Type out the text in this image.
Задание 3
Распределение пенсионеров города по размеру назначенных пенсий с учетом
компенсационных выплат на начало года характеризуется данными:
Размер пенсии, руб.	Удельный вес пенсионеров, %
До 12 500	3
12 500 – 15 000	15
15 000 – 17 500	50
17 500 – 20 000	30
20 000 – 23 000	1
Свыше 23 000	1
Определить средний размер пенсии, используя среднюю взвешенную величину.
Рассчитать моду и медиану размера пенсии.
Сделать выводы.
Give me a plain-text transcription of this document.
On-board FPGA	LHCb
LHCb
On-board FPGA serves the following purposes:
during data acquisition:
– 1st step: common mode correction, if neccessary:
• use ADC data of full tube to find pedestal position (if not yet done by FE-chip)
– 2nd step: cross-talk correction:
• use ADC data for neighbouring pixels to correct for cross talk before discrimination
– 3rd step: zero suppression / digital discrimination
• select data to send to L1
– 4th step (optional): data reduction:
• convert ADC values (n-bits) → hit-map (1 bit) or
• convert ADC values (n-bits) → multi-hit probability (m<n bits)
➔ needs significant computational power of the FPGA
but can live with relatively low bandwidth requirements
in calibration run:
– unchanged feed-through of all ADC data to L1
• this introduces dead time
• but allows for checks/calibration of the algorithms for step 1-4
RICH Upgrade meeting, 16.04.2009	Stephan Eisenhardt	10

▶ _Directions for this task_
Extract all of the data above and output it character for character.

▶ _Result of this exercise_
Type out the text in this image.
Задание 3
Распределение пенсионеров города по размеру назначенных пенсий с учетом
компенсационных выплат на начало года характеризуется данными:
Размер пенсии, руб.	Удельный вес пенсионеров, %
До 12 500	3
12 500 – 15 000	15
15 000 – 17 500	50
17 500 – 20 000	30
20 000 – 23 000	1
Свыше 23 000	1
Определить средний размер пенсии, используя среднюю взвешенную величину.
Рассчитать моду и медиану размера пенсии.
Сделать выводы.
Give me a plain-text transcription of this document.
On-board FPGA	LHCb
LHCb
On-board FPGA serves the following purposes:
during data acquisition:
– 1st step: common mode correction, if neccessary:
• use ADC data of full tube to find pedestal position (if not yet done by FE-chip)
– 2nd step: cross-talk correction:
• use ADC data for neighbouring pixels to correct for cross talk before discrimination
– 3rd step: zero suppression / digital discrimination
• select data to send to L1
– 4th step (optional): data reduction:
• convert ADC values (n-bits) → hit-map (1 bit) or
• convert ADC values (n-bits) → multi-hit probability (m<n bits)
➔ needs significant computational power of the FPGA
but can live with relatively low bandwidth requirements
in calibration run:
– unchanged feed-through of all ADC data to L1
• this introduces dead time
• but allows for checks/calibration of the algorithms for step 1-4
RICH Upgrade meeting, 16.04.2009	Stephan Eisenhardt	10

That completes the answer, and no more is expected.